**Task brief**
Leave the pictures out and reproduce, exactly, the lines from the one with "Type out the text in this image." through the end of the entries below.

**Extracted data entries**
---*---

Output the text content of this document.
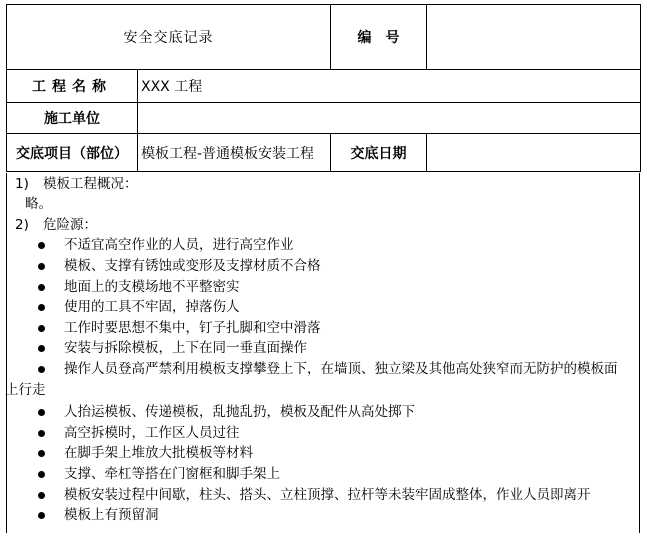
安全交底记录		编　号	
工程名称	XXX 工程		
施工单位			
交底项目（部位）	模板工程-普通模板安装工程	交底日期	
1) 模板工程概况：
略。
2) 危险源：
不适宜高空作业的人员，进行高空作业
模板、支撑有锈蚀或变形及支撑材质不合格
地面上的支模场地不平整密实
使用的工具不牢固，掉落伤人
工作时要思想不集中，钉子扎脚和空中滑落
安装与拆除模板，上下在同一垂直面操作
操作人员登高严禁利用模板支撑攀登上下，在墙顶、独立梁及其他高处狭窄而无防护的模板面
上行走
人抬运模板、传递模板，乱抛乱扔，模板及配件从高处掷下
高空拆模时，工作区人员过往
在脚手架上堆放大批模板等材料
支撑、牵杠等搭在门窗框和脚手架上
模板安装过程中间歇，柱头、搭头、立柱顶撑、拉杆等未装牢固成整体，作业人员即离开
模板上有预留洞
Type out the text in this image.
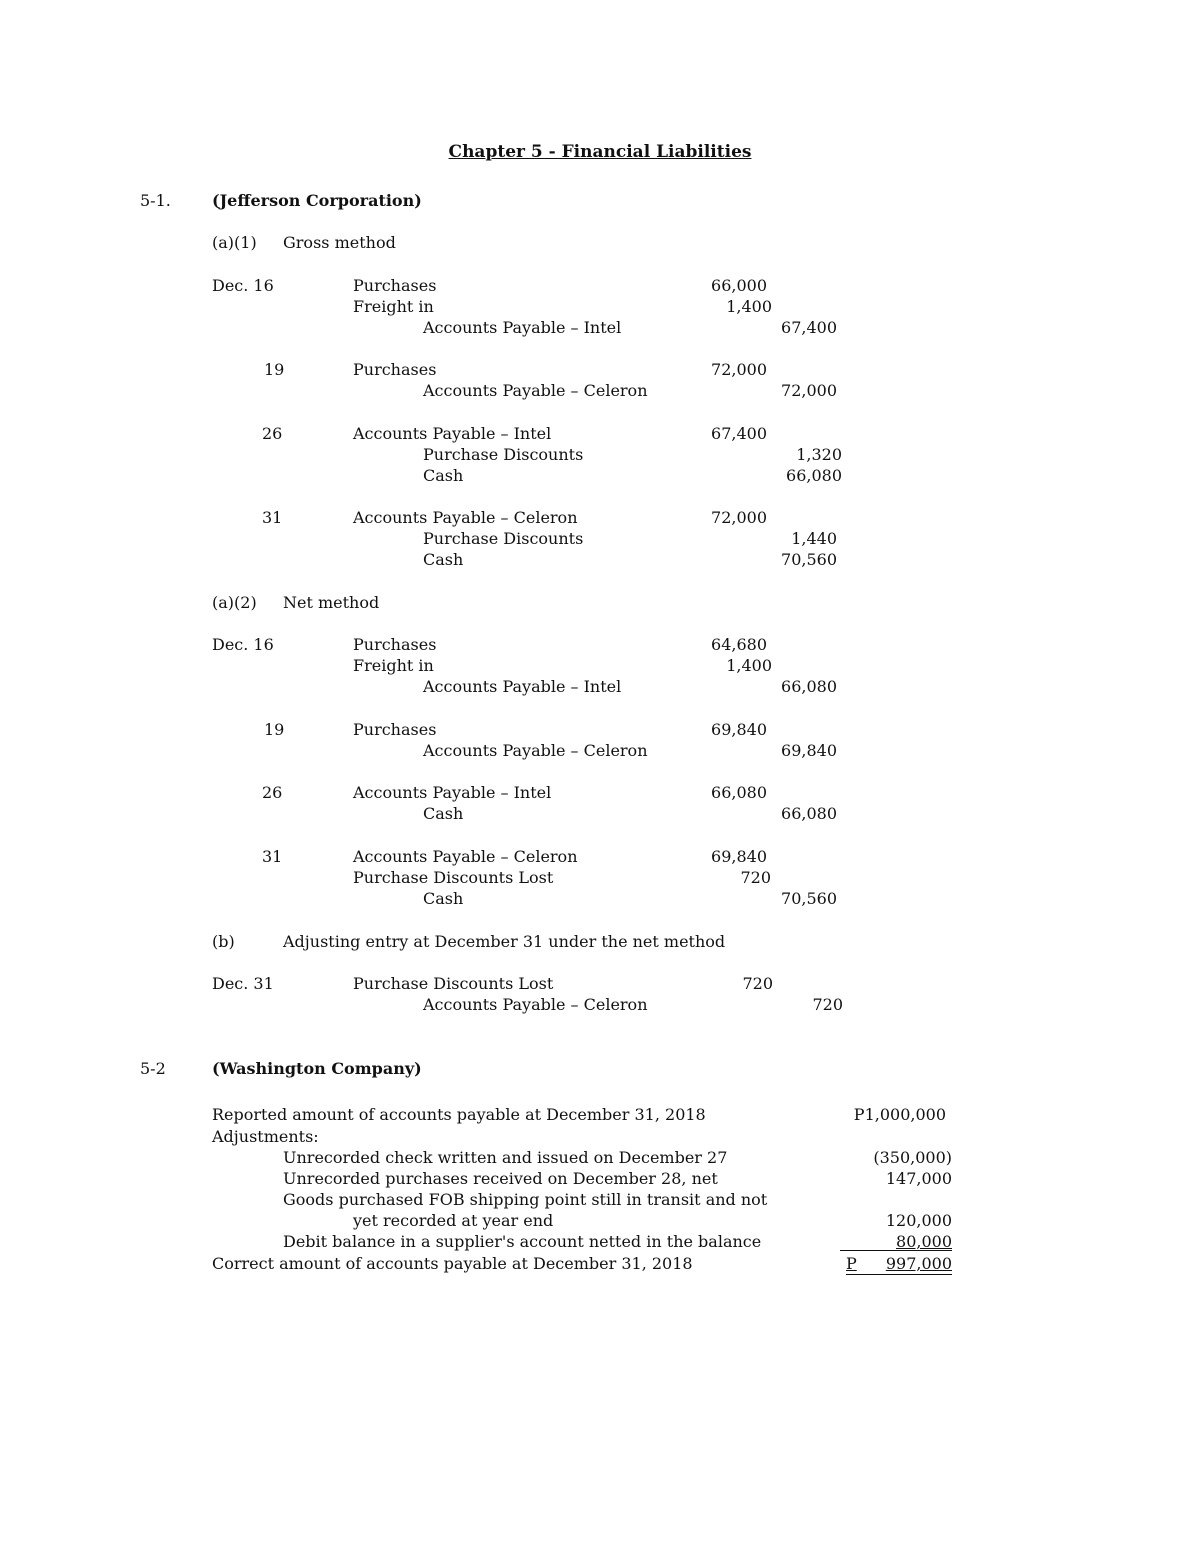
Chapter 5 - Financial Liabilities
5-1.	(Jefferson Corporation)
(a)(1) Gross method
Dec. 16	Purchases	66,000
Freight in	1,400
Accounts Payable – Intel	67,400
19	Purchases	72,000
Accounts Payable – Celeron	72,000
26	Accounts Payable – Intel	67,400
Purchase Discounts	1,320
Cash	66,080
31	Accounts Payable – Celeron	72,000
Purchase Discounts	1,440
Cash	70,560
(a)(2) Net method
Dec. 16	Purchases	64,680
Freight in	1,400
Accounts Payable – Intel	66,080
19	Purchases	69,840
Accounts Payable – Celeron	69,840
26	Accounts Payable – Intel	66,080
Cash	66,080
31	Accounts Payable – Celeron	69,840
Purchase Discounts Lost	720
Cash	70,560
(b)	Adjusting entry at December 31 under the net method
Dec. 31	Purchase Discounts Lost	720
Accounts Payable – Celeron	720
5-2	(Washington Company)
Reported amount of accounts payable at December 31, 2018	P1,000,000
Adjustments:
Unrecorded check written and issued on December 27	(350,000)
Unrecorded purchases received on December 28, net	147,000
Goods purchased FOB shipping point still in transit and not
yet recorded at year end	120,000
Debit balance in a supplier's account netted in the balance	80,000
Correct amount of accounts payable at December 31, 2018	P	997,000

---*---

**Solution**
Type out the text in this image.
Chapter 5 - Financial Liabilities
5-1.	(Jefferson Corporation)
(a)(1) Gross method
Dec. 16	Purchases	66,000
Freight in	1,400
Accounts Payable – Intel	67,400
19	Purchases	72,000
Accounts Payable – Celeron	72,000
26	Accounts Payable – Intel	67,400
Purchase Discounts	1,320
Cash	66,080
31	Accounts Payable – Celeron	72,000
Purchase Discounts	1,440
Cash	70,560
(a)(2) Net method
Dec. 16	Purchases	64,680
Freight in	1,400
Accounts Payable – Intel	66,080
19	Purchases	69,840
Accounts Payable – Celeron	69,840
26	Accounts Payable – Intel	66,080
Cash	66,080
31	Accounts Payable – Celeron	69,840
Purchase Discounts Lost	720
Cash	70,560
(b)	Adjusting entry at December 31 under the net method
Dec. 31	Purchase Discounts Lost	720
Accounts Payable – Celeron	720
5-2	(Washington Company)
Reported amount of accounts payable at December 31, 2018	P1,000,000
Adjustments:
Unrecorded check written and issued on December 27	(350,000)
Unrecorded purchases received on December 28, net	147,000
Goods purchased FOB shipping point still in transit and not
yet recorded at year end	120,000
Debit balance in a supplier's account netted in the balance	80,000
Correct amount of accounts payable at December 31, 2018	P	997,000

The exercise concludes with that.